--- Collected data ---
━━━
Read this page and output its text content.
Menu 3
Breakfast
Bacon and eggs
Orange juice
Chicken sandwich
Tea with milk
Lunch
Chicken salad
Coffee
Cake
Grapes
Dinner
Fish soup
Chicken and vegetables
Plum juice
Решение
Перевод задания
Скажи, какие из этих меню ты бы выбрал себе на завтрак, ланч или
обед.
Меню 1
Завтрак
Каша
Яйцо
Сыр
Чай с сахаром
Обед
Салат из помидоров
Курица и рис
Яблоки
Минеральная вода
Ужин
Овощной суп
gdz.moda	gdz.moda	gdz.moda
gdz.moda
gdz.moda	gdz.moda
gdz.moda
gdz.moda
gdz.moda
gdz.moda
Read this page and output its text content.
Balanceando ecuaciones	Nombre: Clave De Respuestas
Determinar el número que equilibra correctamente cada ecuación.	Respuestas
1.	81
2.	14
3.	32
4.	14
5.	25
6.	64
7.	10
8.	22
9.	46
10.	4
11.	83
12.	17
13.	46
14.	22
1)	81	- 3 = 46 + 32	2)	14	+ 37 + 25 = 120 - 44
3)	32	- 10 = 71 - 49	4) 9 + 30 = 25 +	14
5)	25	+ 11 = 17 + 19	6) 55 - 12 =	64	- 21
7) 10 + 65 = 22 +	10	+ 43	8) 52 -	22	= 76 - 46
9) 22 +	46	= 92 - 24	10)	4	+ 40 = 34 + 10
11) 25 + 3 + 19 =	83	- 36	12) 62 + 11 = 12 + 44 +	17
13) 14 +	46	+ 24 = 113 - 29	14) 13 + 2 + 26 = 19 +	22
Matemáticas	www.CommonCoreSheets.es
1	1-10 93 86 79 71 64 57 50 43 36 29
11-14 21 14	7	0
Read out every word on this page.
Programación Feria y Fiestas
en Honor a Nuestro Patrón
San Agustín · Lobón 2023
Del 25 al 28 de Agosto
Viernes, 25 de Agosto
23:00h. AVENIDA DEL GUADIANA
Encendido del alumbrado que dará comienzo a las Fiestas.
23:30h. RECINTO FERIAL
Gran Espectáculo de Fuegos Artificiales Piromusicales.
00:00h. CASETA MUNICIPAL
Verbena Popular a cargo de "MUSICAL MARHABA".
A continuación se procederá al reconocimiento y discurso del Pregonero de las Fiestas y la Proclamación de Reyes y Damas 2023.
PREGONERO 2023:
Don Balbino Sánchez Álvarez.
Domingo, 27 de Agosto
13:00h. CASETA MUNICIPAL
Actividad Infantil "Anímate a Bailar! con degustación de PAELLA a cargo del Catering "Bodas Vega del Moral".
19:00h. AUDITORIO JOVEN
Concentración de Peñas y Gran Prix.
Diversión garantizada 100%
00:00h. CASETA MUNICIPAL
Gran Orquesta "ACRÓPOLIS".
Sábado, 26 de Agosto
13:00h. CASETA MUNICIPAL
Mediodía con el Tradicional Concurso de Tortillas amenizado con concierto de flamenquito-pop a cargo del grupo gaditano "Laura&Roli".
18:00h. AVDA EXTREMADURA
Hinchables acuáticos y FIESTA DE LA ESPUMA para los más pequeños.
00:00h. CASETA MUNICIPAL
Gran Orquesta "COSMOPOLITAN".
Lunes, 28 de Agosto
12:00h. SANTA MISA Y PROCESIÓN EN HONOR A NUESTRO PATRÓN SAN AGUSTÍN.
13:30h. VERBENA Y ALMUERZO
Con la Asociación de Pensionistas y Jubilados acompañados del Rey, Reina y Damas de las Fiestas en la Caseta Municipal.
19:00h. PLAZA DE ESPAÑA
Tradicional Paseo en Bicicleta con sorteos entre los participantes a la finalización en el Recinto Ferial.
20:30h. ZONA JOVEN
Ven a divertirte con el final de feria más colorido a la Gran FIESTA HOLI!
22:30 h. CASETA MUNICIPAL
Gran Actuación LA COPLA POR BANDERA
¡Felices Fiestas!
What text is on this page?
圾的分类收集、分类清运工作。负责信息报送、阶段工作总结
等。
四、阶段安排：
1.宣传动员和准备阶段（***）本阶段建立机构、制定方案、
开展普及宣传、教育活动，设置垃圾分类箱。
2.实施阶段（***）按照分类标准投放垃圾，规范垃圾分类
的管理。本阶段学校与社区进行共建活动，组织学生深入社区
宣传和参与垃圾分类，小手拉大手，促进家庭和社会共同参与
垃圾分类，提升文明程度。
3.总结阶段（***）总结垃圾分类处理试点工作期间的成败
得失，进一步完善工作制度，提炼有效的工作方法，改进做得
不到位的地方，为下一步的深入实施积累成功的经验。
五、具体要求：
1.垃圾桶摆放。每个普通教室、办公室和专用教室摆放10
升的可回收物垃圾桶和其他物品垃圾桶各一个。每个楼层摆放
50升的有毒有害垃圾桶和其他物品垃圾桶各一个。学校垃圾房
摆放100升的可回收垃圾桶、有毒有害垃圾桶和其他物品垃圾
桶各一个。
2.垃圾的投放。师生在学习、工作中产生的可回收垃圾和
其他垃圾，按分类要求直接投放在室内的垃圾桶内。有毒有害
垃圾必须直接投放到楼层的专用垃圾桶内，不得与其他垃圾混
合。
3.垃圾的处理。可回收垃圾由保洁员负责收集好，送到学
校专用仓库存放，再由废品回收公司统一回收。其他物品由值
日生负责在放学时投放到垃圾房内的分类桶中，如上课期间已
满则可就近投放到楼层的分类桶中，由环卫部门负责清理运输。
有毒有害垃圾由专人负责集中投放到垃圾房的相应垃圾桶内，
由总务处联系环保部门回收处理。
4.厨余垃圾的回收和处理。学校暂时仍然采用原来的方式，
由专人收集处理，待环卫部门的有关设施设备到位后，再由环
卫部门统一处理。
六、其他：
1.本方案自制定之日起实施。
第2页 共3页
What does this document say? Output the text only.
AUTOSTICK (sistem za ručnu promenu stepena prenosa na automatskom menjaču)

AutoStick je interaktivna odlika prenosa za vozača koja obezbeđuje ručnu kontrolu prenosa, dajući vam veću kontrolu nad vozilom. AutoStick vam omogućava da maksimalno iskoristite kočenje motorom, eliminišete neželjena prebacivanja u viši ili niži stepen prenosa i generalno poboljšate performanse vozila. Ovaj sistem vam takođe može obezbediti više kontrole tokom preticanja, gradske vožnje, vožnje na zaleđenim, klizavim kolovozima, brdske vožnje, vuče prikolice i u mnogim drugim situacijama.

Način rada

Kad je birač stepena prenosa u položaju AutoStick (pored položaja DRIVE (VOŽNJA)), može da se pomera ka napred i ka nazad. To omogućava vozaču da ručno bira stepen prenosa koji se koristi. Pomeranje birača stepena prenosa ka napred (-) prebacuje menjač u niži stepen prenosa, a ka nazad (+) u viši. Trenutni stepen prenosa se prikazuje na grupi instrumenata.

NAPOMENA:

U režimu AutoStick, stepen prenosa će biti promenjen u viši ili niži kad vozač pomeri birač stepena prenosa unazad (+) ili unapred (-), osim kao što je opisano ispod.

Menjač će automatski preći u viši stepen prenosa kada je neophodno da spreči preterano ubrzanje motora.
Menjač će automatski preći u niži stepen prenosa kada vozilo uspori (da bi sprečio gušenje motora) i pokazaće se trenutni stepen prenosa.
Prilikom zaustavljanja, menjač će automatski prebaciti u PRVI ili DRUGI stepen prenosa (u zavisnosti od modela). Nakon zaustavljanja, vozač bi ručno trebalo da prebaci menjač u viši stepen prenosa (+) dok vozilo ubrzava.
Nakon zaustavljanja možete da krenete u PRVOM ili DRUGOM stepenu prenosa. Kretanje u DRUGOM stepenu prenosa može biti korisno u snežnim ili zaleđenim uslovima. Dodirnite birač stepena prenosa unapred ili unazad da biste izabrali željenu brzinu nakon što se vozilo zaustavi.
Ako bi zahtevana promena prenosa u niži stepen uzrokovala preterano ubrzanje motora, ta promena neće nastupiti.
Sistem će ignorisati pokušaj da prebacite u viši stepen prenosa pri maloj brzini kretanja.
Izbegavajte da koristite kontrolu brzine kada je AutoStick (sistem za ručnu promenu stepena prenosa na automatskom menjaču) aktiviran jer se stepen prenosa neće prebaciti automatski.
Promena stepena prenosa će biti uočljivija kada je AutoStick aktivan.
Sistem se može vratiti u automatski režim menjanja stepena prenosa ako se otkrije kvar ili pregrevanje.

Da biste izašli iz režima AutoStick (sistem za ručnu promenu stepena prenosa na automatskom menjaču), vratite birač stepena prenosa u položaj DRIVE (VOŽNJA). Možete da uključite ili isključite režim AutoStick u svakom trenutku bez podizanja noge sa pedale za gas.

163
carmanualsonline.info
━━━
--- Do this ---
Tally every line of the data that holds the word "Nakon" and write the count alone.

--- Answer to the problem ---
2